■ AIM OF THE TASK ■
Exactly reproduce each record listed below.

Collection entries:
——————————

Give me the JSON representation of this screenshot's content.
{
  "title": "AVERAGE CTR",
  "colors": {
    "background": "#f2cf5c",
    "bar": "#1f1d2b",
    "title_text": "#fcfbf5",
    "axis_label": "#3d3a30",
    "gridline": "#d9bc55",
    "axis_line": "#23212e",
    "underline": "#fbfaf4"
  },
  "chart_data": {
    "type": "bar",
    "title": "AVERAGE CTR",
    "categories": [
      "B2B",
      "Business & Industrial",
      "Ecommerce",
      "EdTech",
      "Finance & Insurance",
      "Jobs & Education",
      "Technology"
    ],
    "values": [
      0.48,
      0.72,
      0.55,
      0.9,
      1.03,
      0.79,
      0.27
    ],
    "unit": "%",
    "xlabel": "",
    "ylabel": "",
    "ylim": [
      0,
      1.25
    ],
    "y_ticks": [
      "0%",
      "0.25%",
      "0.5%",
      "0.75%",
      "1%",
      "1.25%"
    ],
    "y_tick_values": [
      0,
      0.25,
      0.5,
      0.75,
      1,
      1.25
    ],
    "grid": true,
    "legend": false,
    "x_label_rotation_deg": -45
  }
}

——————————

■ REPLY TO THE TASK ■
Give me the JSON representation of this screenshot's content.
{
  "title": "AVERAGE CTR",
  "colors": {
    "background": "#f2cf5c",
    "bar": "#1f1d2b",
    "title_text": "#fcfbf5",
    "axis_label": "#3d3a30",
    "gridline": "#d9bc55",
    "axis_line": "#23212e",
    "underline": "#fbfaf4"
  },
  "chart_data": {
    "type": "bar",
    "title": "AVERAGE CTR",
    "categories": [
      "B2B",
      "Business & Industrial",
      "Ecommerce",
      "EdTech",
      "Finance & Insurance",
      "Jobs & Education",
      "Technology"
    ],
    "values": [
      0.48,
      0.72,
      0.55,
      0.9,
      1.03,
      0.79,
      0.27
    ],
    "unit": "%",
    "xlabel": "",
    "ylabel": "",
    "ylim": [
      0,
      1.25
    ],
    "y_ticks": [
      "0%",
      "0.25%",
      "0.5%",
      "0.75%",
      "1%",
      "1.25%"
    ],
    "y_tick_values": [
      0,
      0.25,
      0.5,
      0.75,
      1,
      1.25
    ],
    "grid": true,
    "legend": false,
    "x_label_rotation_deg": -45
  }
}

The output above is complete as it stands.